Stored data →
>> Begin

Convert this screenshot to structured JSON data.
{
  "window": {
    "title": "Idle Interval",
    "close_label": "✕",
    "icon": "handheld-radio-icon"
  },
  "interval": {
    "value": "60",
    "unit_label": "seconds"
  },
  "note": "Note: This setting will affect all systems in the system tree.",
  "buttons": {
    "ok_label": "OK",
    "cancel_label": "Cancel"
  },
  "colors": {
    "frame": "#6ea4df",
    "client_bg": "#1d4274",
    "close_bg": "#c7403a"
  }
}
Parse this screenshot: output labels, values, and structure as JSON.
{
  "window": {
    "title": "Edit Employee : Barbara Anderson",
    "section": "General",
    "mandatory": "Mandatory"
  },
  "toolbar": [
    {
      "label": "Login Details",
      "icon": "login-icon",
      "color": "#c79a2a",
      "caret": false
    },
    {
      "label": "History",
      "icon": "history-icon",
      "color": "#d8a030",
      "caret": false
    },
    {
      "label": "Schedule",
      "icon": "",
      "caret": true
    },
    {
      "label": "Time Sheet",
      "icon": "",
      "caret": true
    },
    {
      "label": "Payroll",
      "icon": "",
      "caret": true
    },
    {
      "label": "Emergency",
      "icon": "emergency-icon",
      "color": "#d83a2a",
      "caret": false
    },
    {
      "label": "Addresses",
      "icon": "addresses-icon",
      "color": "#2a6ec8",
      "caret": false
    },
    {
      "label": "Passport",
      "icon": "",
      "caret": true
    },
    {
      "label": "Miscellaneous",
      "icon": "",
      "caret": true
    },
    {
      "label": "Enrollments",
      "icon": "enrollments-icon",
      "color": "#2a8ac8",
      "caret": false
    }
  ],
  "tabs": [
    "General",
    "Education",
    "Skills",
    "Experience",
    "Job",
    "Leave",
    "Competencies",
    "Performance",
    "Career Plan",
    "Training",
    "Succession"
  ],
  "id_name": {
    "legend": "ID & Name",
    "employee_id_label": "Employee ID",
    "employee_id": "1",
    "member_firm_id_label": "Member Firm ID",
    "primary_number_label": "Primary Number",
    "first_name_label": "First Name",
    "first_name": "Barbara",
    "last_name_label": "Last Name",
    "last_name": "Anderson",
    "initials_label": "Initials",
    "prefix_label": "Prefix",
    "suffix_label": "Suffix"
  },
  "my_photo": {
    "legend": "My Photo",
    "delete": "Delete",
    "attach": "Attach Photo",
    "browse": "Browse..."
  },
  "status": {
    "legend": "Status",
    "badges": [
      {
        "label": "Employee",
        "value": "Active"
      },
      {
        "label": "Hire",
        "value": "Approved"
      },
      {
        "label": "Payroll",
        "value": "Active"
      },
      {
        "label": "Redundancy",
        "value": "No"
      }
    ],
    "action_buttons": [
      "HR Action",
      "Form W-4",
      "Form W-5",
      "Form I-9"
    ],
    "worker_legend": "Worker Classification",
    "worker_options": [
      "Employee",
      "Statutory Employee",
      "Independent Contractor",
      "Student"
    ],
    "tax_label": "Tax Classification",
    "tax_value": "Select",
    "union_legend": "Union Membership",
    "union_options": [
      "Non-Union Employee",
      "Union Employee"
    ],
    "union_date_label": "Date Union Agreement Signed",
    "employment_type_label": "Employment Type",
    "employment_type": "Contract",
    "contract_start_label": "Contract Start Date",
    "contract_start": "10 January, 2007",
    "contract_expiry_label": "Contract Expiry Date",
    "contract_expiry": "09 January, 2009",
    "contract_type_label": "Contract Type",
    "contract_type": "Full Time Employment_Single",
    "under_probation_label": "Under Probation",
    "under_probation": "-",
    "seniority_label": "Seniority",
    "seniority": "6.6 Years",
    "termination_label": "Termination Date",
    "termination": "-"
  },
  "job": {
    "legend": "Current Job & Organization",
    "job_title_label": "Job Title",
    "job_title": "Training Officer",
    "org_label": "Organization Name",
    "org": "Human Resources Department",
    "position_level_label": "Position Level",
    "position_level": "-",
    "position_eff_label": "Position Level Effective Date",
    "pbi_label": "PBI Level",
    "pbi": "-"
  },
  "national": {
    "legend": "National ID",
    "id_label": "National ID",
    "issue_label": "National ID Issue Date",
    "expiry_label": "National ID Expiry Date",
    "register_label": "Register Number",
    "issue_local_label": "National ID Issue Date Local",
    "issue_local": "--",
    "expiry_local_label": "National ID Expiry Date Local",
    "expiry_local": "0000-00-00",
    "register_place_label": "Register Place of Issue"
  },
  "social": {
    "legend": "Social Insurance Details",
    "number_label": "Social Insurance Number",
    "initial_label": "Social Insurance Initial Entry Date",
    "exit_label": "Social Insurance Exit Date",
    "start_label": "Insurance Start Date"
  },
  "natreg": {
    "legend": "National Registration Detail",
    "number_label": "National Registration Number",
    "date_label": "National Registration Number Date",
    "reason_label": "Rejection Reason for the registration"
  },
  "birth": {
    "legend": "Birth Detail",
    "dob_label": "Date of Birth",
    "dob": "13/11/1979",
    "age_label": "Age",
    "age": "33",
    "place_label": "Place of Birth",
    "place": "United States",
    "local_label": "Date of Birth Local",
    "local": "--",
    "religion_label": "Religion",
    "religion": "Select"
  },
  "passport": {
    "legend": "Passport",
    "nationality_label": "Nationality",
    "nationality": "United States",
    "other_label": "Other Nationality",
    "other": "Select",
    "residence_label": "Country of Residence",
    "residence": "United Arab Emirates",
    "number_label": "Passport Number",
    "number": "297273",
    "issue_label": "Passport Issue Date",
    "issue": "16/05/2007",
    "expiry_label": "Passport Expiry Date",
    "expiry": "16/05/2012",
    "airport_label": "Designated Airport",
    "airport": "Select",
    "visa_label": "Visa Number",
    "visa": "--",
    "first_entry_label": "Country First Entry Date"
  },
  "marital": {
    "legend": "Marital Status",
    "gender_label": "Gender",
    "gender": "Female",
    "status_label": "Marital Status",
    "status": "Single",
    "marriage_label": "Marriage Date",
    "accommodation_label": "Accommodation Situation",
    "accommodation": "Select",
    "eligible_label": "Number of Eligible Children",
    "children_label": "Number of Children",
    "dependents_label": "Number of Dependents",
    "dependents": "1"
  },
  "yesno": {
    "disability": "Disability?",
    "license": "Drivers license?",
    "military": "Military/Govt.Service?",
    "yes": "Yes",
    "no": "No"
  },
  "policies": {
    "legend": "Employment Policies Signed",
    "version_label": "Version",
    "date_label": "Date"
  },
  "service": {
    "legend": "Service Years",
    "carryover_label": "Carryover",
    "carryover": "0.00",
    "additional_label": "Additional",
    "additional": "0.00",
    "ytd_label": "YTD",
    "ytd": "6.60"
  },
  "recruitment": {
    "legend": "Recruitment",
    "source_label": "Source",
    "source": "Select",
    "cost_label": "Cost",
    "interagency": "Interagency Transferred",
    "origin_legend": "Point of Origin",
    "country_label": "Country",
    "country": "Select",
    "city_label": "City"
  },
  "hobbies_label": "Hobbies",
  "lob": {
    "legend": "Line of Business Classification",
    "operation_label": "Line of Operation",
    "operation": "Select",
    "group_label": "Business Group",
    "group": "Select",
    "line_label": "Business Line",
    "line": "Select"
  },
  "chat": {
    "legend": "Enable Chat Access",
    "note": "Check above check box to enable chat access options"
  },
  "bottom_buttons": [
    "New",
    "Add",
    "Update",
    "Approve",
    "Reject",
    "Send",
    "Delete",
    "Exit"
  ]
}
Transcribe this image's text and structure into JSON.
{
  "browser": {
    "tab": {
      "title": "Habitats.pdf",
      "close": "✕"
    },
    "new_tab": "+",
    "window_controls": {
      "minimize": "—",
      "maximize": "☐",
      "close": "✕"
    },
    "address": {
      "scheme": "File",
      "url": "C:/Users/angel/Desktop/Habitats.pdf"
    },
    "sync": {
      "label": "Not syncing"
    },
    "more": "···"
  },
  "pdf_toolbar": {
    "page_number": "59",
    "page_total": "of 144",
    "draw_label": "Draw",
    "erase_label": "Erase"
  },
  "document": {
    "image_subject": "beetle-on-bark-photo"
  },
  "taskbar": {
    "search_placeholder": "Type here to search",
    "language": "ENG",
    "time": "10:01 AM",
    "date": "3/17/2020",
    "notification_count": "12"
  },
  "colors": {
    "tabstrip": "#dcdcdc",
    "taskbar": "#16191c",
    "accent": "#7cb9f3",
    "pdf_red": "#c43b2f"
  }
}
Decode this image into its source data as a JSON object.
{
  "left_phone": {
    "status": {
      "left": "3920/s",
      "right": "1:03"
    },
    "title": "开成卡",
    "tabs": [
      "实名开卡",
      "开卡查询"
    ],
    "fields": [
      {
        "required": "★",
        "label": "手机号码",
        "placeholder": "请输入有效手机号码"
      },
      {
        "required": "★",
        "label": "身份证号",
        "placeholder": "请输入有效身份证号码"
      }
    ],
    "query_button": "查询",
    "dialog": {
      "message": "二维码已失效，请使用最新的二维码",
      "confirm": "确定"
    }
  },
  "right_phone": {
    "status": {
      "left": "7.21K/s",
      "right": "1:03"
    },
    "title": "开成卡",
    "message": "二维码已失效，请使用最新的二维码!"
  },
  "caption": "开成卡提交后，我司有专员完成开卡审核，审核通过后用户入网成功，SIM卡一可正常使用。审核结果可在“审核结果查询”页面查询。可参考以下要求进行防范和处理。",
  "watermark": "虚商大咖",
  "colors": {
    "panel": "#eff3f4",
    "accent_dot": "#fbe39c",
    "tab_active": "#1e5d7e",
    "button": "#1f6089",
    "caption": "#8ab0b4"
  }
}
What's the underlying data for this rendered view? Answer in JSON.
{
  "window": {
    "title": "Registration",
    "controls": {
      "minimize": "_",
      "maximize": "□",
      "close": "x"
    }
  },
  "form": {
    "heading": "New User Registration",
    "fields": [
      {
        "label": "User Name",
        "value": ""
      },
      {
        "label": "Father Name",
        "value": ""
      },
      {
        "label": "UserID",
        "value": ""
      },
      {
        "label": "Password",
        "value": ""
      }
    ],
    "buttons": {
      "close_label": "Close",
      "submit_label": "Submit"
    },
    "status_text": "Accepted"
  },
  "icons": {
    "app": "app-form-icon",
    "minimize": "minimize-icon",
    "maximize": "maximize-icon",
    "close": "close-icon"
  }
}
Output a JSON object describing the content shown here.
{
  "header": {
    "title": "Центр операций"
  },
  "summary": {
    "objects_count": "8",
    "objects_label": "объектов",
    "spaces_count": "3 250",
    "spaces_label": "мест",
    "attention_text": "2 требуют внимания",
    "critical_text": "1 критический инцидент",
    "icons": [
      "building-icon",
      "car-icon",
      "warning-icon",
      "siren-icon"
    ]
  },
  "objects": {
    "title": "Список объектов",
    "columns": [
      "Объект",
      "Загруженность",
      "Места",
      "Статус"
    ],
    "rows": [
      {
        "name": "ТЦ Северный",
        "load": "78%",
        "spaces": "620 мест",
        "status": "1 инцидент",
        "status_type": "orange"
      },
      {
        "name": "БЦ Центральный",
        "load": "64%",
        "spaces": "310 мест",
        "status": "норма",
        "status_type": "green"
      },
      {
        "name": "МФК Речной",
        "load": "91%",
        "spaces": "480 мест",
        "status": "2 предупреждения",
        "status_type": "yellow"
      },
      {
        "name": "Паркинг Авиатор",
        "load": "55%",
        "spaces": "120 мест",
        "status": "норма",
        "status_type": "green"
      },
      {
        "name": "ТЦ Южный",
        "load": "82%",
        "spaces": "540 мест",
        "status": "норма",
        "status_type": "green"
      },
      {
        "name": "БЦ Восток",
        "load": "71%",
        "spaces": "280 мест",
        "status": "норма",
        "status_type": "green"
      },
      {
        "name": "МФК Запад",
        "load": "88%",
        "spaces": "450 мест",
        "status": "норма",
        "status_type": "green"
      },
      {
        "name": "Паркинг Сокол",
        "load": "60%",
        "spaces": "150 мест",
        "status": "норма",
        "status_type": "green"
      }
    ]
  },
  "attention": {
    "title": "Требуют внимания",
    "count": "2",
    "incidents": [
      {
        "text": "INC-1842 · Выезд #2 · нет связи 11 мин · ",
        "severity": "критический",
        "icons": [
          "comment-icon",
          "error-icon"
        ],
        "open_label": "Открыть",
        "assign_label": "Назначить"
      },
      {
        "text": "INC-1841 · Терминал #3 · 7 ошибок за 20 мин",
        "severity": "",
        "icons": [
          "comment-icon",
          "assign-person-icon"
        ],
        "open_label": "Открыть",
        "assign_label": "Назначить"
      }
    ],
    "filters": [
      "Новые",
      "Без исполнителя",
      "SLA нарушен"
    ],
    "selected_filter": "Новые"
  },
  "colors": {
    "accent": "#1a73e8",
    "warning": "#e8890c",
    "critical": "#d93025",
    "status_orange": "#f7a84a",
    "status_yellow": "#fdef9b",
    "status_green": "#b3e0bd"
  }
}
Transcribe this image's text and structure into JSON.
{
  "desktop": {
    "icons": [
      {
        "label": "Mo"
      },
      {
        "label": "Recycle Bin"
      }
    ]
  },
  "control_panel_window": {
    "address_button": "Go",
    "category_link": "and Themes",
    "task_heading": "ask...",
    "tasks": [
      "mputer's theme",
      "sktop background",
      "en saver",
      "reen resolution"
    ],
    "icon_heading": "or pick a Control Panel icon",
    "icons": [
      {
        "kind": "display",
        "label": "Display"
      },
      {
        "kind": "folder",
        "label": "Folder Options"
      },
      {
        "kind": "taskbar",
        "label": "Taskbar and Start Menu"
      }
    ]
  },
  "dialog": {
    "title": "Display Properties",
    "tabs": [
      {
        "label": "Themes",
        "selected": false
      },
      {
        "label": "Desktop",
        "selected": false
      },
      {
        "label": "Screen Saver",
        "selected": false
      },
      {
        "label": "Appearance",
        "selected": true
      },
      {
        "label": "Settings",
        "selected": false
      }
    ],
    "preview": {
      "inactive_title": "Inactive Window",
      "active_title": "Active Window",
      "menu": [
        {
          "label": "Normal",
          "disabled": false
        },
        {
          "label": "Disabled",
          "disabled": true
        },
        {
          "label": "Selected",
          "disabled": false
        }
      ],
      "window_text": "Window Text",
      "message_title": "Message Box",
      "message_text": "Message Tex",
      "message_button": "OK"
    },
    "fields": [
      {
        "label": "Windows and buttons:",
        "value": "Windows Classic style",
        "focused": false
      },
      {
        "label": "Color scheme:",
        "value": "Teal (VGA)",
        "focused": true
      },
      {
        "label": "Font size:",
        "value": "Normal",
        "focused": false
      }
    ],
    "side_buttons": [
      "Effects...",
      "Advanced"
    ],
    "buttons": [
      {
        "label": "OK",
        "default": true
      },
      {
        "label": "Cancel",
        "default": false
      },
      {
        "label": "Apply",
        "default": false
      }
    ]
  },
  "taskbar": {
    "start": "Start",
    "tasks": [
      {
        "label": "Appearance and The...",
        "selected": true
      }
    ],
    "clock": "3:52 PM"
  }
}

>> End

WORK INSTRUCTIONS →
Of all the lines in the data above, state how many include "Classification". Say only the number.

ANSWER TO THIS PROBLEM →
3